## BEGIN Exercise data

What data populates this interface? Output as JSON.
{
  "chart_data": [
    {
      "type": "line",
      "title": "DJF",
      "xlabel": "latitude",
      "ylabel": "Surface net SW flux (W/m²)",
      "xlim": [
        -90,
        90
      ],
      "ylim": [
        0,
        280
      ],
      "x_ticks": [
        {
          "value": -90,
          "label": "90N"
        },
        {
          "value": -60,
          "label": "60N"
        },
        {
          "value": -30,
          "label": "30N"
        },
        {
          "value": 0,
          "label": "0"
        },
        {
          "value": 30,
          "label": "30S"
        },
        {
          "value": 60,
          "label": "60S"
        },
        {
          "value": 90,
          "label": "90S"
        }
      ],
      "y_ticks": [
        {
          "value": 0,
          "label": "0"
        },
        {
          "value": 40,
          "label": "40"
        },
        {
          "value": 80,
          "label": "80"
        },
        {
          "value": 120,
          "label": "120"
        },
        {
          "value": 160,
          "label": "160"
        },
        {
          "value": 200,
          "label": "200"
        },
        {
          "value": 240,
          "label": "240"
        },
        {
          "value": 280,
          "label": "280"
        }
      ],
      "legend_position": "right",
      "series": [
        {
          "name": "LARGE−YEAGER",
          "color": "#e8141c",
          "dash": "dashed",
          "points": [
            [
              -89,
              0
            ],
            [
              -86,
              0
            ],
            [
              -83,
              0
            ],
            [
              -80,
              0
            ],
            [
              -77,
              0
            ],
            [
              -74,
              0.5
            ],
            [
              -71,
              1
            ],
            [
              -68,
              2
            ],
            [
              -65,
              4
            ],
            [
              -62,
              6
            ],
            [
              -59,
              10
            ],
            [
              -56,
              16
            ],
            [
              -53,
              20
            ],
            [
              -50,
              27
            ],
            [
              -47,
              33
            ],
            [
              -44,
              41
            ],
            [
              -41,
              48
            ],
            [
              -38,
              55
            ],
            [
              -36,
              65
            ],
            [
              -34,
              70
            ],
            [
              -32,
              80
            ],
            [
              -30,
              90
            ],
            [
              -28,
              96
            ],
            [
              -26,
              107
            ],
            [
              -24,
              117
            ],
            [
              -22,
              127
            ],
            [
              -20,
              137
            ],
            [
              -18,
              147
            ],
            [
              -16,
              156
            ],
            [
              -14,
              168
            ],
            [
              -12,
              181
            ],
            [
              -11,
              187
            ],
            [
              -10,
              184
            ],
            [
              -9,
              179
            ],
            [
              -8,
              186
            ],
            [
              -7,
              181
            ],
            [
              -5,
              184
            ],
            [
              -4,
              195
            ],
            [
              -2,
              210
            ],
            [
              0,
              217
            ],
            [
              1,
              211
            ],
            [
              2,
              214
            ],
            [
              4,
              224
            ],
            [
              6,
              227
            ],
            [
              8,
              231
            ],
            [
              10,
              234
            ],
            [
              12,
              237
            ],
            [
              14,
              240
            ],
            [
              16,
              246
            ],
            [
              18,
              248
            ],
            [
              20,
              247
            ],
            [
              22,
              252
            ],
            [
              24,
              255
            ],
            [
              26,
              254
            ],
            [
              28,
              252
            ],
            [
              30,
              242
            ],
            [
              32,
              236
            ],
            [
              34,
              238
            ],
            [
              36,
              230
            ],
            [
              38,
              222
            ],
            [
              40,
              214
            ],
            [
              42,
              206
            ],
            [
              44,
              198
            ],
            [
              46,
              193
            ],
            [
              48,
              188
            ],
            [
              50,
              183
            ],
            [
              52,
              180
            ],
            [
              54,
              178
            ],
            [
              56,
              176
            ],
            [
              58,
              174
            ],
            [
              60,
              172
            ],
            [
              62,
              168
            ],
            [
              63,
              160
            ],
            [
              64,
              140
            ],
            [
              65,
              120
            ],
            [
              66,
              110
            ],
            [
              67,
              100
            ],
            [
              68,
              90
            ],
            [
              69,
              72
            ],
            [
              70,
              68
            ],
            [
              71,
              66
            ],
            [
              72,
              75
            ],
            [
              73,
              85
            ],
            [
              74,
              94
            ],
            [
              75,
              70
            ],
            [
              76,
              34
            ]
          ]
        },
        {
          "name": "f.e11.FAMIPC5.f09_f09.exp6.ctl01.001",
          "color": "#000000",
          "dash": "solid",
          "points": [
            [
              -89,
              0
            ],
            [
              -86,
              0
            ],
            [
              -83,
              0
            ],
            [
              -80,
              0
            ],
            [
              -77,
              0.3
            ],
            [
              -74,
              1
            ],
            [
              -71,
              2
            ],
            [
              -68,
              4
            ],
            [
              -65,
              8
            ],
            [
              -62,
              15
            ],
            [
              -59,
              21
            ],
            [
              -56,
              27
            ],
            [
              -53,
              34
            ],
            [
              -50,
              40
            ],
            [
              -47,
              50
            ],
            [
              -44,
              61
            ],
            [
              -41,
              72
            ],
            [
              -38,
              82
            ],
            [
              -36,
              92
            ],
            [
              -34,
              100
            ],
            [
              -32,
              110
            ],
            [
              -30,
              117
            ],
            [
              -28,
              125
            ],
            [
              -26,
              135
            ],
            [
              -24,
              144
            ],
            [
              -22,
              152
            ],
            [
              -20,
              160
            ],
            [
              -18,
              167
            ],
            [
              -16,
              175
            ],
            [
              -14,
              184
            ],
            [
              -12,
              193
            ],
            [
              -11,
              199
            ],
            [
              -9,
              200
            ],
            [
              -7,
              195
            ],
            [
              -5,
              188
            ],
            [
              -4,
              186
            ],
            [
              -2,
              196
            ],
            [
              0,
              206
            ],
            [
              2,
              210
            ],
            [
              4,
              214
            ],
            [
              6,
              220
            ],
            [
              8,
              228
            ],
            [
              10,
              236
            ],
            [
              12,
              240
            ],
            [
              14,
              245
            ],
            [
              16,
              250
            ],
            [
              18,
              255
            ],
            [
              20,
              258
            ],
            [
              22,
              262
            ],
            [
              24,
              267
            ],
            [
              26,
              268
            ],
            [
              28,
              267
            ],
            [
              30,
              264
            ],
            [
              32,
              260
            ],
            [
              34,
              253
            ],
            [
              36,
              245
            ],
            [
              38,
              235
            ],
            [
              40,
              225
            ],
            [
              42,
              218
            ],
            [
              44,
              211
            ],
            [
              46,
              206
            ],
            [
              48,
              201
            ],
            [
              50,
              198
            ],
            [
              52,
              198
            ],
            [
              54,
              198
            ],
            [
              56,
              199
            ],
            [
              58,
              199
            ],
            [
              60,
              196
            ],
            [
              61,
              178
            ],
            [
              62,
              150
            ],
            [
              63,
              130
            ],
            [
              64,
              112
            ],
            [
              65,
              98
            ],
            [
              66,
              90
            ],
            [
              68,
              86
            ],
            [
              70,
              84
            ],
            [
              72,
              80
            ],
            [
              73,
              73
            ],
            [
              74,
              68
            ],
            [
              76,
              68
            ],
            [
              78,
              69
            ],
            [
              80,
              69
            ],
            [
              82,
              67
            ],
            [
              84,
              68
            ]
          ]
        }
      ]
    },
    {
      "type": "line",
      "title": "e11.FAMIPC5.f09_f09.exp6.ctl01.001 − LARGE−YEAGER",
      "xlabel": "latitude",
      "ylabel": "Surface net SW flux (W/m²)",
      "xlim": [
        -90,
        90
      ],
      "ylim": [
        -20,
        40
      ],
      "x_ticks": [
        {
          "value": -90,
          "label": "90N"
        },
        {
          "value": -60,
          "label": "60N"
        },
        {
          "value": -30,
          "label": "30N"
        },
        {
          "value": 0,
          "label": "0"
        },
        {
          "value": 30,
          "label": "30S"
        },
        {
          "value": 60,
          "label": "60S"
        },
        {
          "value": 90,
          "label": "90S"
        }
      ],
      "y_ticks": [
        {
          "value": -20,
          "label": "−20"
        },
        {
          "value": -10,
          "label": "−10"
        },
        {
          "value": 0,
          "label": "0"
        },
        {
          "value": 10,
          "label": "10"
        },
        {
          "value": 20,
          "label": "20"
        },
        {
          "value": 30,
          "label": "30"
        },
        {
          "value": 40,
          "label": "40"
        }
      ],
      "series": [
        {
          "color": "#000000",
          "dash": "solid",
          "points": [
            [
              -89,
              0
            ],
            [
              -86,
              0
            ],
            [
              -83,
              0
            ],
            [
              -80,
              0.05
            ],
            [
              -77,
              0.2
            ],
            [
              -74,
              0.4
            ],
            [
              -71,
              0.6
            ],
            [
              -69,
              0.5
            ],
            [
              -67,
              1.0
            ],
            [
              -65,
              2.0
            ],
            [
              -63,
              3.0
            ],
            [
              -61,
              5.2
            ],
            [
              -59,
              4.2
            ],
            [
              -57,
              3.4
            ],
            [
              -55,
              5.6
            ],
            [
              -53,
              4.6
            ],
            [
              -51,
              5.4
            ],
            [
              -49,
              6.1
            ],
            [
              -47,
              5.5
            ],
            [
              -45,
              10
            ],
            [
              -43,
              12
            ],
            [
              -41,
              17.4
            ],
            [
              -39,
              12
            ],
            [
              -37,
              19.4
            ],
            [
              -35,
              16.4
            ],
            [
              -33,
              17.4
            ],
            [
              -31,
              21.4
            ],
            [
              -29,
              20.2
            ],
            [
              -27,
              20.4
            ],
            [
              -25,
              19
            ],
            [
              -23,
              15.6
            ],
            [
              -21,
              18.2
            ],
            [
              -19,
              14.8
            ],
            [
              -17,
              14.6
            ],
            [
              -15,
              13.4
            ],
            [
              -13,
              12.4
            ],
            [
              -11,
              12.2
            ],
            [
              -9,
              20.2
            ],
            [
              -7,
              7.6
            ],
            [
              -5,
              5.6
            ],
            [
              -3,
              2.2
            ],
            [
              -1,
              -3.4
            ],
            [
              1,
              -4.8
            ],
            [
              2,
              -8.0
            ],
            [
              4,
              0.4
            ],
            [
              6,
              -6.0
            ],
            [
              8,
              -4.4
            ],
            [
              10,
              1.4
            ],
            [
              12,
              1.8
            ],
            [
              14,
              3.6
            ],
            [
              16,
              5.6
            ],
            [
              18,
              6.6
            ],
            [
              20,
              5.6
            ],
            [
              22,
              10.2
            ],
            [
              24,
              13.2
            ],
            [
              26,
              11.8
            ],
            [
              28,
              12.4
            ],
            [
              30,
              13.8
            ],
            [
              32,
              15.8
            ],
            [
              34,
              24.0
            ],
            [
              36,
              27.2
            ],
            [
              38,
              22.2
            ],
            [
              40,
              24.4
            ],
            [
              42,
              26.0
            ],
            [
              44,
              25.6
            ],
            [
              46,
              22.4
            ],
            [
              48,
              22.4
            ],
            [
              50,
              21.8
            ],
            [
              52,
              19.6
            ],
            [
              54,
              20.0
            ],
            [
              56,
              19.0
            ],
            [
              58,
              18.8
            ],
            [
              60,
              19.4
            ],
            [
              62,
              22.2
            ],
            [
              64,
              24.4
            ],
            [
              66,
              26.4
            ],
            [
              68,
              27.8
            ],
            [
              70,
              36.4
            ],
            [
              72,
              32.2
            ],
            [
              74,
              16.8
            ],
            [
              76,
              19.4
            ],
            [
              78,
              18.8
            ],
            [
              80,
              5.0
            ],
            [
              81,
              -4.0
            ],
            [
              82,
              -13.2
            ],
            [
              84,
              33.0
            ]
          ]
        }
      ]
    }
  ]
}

## END Exercise data

**Stated goal**
List each line of the records that holds the string "YEAGER".

**Response to the exercise**
          "name": "LARGE−YEAGER",
      "title": "e11.FAMIPC5.f09_f09.exp6.ctl01.001 − LARGE−YEAGER",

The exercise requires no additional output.